# What you will do
Show all lines holding "image".

■ ■ ■ ■ ■

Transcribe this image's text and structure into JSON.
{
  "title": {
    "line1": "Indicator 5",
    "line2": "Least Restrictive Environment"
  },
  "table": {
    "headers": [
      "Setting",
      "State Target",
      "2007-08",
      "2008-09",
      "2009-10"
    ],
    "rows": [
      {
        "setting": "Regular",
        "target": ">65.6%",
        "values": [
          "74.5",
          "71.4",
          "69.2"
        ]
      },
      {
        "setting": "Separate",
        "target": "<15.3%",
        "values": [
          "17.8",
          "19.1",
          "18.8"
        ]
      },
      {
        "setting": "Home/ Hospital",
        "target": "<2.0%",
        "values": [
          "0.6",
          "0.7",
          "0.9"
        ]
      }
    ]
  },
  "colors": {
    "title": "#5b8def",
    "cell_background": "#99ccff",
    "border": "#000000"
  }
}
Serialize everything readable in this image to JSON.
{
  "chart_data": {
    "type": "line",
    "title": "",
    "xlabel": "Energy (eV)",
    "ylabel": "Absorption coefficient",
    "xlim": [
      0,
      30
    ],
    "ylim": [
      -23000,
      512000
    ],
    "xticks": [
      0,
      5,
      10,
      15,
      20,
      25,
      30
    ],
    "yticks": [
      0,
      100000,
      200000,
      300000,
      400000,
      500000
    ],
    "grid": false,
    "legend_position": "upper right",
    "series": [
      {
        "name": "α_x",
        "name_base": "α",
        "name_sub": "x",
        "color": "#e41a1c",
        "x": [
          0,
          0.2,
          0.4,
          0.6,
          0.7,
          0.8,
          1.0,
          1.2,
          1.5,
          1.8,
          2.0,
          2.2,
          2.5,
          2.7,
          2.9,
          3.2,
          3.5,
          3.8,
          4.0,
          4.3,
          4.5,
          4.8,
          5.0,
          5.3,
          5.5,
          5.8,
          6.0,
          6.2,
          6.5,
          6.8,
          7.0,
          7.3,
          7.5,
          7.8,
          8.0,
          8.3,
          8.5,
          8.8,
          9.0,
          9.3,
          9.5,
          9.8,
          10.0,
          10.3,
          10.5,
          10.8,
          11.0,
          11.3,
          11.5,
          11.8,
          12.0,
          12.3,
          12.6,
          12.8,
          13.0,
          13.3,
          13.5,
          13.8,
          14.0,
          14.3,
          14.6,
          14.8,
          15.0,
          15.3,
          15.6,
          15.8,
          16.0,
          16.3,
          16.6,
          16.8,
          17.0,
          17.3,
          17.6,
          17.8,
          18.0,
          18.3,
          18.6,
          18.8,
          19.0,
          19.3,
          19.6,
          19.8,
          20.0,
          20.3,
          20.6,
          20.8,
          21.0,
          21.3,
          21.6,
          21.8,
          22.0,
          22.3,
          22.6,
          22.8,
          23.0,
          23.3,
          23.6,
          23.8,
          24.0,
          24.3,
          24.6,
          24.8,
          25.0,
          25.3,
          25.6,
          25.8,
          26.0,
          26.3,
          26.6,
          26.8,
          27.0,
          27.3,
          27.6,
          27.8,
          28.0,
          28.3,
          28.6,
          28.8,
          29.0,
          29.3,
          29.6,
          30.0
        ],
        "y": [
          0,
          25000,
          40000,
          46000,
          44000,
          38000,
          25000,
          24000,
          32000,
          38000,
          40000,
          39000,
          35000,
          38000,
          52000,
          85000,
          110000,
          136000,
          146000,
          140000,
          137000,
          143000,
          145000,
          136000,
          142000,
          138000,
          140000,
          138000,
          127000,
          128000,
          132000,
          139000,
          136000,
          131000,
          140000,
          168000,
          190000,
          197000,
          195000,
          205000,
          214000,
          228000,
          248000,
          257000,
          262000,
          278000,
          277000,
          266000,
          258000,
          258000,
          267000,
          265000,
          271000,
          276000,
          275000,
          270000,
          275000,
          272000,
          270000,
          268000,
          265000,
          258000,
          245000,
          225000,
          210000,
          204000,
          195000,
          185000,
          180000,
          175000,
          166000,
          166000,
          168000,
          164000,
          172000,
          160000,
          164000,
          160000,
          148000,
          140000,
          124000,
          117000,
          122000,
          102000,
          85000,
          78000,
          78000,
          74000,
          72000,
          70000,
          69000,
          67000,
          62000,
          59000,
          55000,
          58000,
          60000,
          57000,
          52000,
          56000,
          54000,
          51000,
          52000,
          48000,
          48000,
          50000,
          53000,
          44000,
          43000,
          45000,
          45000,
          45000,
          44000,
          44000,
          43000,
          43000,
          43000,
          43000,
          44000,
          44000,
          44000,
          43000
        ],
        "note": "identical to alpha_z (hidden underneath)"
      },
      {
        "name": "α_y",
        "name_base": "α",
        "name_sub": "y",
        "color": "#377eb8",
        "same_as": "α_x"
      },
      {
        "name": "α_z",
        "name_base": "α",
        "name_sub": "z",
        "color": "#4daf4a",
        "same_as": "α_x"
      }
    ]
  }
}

■ ■ ■ ■ ■

# Solution for this task
Transcribe this image's text and structure into JSON.
Serialize everything readable in this image to JSON.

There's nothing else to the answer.